▶ _PROBLEM TO WORK ON_:
Can you repeat these records with every "decorative-ring" swapped for "ornamental-ring" and nothing else altered?

▶ _EXERCISE MATERIALS_:
------------

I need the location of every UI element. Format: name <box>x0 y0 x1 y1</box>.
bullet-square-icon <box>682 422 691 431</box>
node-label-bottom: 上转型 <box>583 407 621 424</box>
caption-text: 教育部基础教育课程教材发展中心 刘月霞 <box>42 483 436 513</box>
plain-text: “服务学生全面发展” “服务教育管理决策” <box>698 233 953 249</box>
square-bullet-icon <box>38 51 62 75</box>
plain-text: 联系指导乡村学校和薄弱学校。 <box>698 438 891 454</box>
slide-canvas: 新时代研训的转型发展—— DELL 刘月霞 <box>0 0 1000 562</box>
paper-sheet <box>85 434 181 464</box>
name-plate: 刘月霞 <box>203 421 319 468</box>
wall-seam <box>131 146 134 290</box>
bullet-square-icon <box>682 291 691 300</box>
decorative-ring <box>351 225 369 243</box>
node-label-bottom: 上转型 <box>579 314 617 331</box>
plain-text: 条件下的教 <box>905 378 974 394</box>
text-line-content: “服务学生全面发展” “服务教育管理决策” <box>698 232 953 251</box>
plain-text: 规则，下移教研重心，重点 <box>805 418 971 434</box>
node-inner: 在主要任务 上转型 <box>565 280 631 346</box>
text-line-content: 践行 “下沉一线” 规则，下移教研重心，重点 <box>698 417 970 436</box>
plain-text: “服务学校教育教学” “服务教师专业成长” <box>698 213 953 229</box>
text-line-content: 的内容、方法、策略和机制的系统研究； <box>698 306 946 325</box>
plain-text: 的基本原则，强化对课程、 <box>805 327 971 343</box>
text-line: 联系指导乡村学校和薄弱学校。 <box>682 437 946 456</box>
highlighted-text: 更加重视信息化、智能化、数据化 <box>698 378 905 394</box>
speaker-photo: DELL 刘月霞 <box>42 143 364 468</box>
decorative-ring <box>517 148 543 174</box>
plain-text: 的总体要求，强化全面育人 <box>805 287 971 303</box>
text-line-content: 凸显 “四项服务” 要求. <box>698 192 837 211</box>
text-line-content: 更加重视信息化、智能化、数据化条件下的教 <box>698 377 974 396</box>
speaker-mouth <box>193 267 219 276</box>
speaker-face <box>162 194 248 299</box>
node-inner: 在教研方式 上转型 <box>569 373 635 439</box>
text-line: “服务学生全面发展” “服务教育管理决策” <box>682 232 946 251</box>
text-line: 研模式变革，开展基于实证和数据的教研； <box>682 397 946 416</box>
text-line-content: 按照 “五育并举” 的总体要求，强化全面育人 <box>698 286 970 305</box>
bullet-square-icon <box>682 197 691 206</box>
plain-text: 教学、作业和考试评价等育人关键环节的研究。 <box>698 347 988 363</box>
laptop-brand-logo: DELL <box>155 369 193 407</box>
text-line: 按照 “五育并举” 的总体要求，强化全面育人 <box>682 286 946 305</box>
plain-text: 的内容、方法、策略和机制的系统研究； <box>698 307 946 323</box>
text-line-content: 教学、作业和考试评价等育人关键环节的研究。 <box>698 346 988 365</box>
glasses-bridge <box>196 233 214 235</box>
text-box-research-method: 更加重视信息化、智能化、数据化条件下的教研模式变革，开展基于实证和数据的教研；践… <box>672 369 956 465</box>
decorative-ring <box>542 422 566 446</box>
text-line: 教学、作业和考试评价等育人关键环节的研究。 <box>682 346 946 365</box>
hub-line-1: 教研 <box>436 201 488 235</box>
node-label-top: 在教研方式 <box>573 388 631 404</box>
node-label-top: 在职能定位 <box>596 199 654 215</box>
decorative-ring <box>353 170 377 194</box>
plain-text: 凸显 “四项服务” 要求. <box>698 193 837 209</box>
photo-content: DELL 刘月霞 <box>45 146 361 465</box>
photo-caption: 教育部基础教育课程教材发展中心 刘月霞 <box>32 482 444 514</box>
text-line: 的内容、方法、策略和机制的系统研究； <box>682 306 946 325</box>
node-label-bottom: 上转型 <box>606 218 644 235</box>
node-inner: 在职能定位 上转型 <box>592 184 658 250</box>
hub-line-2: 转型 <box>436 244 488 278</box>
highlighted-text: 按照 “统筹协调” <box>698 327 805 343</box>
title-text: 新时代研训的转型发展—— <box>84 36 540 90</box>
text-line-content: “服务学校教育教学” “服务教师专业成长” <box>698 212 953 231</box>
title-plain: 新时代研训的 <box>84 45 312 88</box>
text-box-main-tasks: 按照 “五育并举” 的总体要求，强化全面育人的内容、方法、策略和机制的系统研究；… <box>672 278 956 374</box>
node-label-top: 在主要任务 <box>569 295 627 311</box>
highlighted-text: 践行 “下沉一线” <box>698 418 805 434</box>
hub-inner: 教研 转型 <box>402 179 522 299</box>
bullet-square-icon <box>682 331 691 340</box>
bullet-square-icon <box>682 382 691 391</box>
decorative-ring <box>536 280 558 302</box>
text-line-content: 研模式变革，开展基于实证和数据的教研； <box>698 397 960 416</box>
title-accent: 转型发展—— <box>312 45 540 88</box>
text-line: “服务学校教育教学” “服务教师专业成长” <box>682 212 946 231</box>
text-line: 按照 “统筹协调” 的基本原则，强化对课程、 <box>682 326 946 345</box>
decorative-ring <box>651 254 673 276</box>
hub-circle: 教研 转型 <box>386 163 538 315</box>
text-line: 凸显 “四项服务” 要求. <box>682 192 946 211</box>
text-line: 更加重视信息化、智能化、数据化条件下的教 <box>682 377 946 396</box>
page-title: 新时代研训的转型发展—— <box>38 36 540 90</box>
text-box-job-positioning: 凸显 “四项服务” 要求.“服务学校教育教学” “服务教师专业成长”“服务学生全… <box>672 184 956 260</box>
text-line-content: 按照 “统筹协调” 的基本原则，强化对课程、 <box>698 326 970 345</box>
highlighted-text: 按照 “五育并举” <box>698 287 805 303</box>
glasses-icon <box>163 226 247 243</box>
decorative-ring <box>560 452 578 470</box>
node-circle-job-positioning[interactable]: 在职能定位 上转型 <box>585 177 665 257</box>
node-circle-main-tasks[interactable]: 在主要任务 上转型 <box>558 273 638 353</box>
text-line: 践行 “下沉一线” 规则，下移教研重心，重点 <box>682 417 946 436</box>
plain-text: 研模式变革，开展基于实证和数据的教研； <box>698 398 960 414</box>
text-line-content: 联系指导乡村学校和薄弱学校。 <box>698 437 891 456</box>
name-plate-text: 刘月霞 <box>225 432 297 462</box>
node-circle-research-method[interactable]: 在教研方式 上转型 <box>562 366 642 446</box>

------------

▶ _FINAL ANSWER_:
I need the location of every UI element. Format: name <box>x0 y0 x1 y1</box>.
bullet-square-icon <box>682 422 691 431</box>
node-label-bottom: 上转型 <box>583 407 621 424</box>
caption-text: 教育部基础教育课程教材发展中心 刘月霞 <box>42 483 436 513</box>
plain-text: “服务学生全面发展” “服务教育管理决策” <box>698 233 953 249</box>
square-bullet-icon <box>38 51 62 75</box>
plain-text: 联系指导乡村学校和薄弱学校。 <box>698 438 891 454</box>
slide-canvas: 新时代研训的转型发展—— DELL 刘月霞 <box>0 0 1000 562</box>
paper-sheet <box>85 434 181 464</box>
name-plate: 刘月霞 <box>203 421 319 468</box>
wall-seam <box>131 146 134 290</box>
bullet-square-icon <box>682 291 691 300</box>
ornamental-ring <box>351 225 369 243</box>
node-label-bottom: 上转型 <box>579 314 617 331</box>
plain-text: 条件下的教 <box>905 378 974 394</box>
text-line-content: “服务学生全面发展” “服务教育管理决策” <box>698 232 953 251</box>
plain-text: 规则，下移教研重心，重点 <box>805 418 971 434</box>
node-inner: 在主要任务 上转型 <box>565 280 631 346</box>
text-line-content: 践行 “下沉一线” 规则，下移教研重心，重点 <box>698 417 970 436</box>
plain-text: “服务学校教育教学” “服务教师专业成长” <box>698 213 953 229</box>
text-line-content: 的内容、方法、策略和机制的系统研究； <box>698 306 946 325</box>
plain-text: 的基本原则，强化对课程、 <box>805 327 971 343</box>
text-line: 联系指导乡村学校和薄弱学校。 <box>682 437 946 456</box>
highlighted-text: 更加重视信息化、智能化、数据化 <box>698 378 905 394</box>
speaker-photo: DELL 刘月霞 <box>42 143 364 468</box>
ornamental-ring <box>517 148 543 174</box>
plain-text: 的总体要求，强化全面育人 <box>805 287 971 303</box>
text-line-content: 凸显 “四项服务” 要求. <box>698 192 837 211</box>
text-line-content: 更加重视信息化、智能化、数据化条件下的教 <box>698 377 974 396</box>
speaker-mouth <box>193 267 219 276</box>
speaker-face <box>162 194 248 299</box>
node-inner: 在教研方式 上转型 <box>569 373 635 439</box>
text-line: “服务学生全面发展” “服务教育管理决策” <box>682 232 946 251</box>
text-line: 研模式变革，开展基于实证和数据的教研； <box>682 397 946 416</box>
text-line-content: 按照 “五育并举” 的总体要求，强化全面育人 <box>698 286 970 305</box>
bullet-square-icon <box>682 197 691 206</box>
plain-text: 教学、作业和考试评价等育人关键环节的研究。 <box>698 347 988 363</box>
laptop-brand-logo: DELL <box>155 369 193 407</box>
text-line: 按照 “五育并举” 的总体要求，强化全面育人 <box>682 286 946 305</box>
plain-text: 的内容、方法、策略和机制的系统研究； <box>698 307 946 323</box>
text-line-content: 教学、作业和考试评价等育人关键环节的研究。 <box>698 346 988 365</box>
glasses-bridge <box>196 233 214 235</box>
text-box-research-method: 更加重视信息化、智能化、数据化条件下的教研模式变革，开展基于实证和数据的教研；践… <box>672 369 956 465</box>
ornamental-ring <box>542 422 566 446</box>
text-line: 教学、作业和考试评价等育人关键环节的研究。 <box>682 346 946 365</box>
hub-line-1: 教研 <box>436 201 488 235</box>
node-label-top: 在教研方式 <box>573 388 631 404</box>
node-label-top: 在职能定位 <box>596 199 654 215</box>
ornamental-ring <box>353 170 377 194</box>
plain-text: 凸显 “四项服务” 要求. <box>698 193 837 209</box>
photo-content: DELL 刘月霞 <box>45 146 361 465</box>
photo-caption: 教育部基础教育课程教材发展中心 刘月霞 <box>32 482 444 514</box>
text-line: 的内容、方法、策略和机制的系统研究； <box>682 306 946 325</box>
node-label-bottom: 上转型 <box>606 218 644 235</box>
node-inner: 在职能定位 上转型 <box>592 184 658 250</box>
hub-line-2: 转型 <box>436 244 488 278</box>
highlighted-text: 按照 “统筹协调” <box>698 327 805 343</box>
title-text: 新时代研训的转型发展—— <box>84 36 540 90</box>
text-line-content: “服务学校教育教学” “服务教师专业成长” <box>698 212 953 231</box>
title-plain: 新时代研训的 <box>84 45 312 88</box>
text-box-main-tasks: 按照 “五育并举” 的总体要求，强化全面育人的内容、方法、策略和机制的系统研究；… <box>672 278 956 374</box>
node-label-top: 在主要任务 <box>569 295 627 311</box>
highlighted-text: 践行 “下沉一线” <box>698 418 805 434</box>
hub-inner: 教研 转型 <box>402 179 522 299</box>
bullet-square-icon <box>682 331 691 340</box>
bullet-square-icon <box>682 382 691 391</box>
ornamental-ring <box>536 280 558 302</box>
text-line-content: 研模式变革，开展基于实证和数据的教研； <box>698 397 960 416</box>
title-accent: 转型发展—— <box>312 45 540 88</box>
text-line: “服务学校教育教学” “服务教师专业成长” <box>682 212 946 231</box>
text-line: 按照 “统筹协调” 的基本原则，强化对课程、 <box>682 326 946 345</box>
ornamental-ring <box>651 254 673 276</box>
hub-circle: 教研 转型 <box>386 163 538 315</box>
text-line: 凸显 “四项服务” 要求. <box>682 192 946 211</box>
text-line: 更加重视信息化、智能化、数据化条件下的教 <box>682 377 946 396</box>
page-title: 新时代研训的转型发展—— <box>38 36 540 90</box>
text-box-job-positioning: 凸显 “四项服务” 要求.“服务学校教育教学” “服务教师专业成长”“服务学生全… <box>672 184 956 260</box>
text-line-content: 按照 “统筹协调” 的基本原则，强化对课程、 <box>698 326 970 345</box>
highlighted-text: 按照 “五育并举” <box>698 287 805 303</box>
glasses-icon <box>163 226 247 243</box>
ornamental-ring <box>560 452 578 470</box>
node-circle-job-positioning[interactable]: 在职能定位 上转型 <box>585 177 665 257</box>
node-circle-main-tasks[interactable]: 在主要任务 上转型 <box>558 273 638 353</box>
text-line: 践行 “下沉一线” 规则，下移教研重心，重点 <box>682 417 946 436</box>
plain-text: 研模式变革，开展基于实证和数据的教研； <box>698 398 960 414</box>
text-line-content: 联系指导乡村学校和薄弱学校。 <box>698 437 891 456</box>
name-plate-text: 刘月霞 <box>225 432 297 462</box>
node-circle-research-method[interactable]: 在教研方式 上转型 <box>562 366 642 446</box>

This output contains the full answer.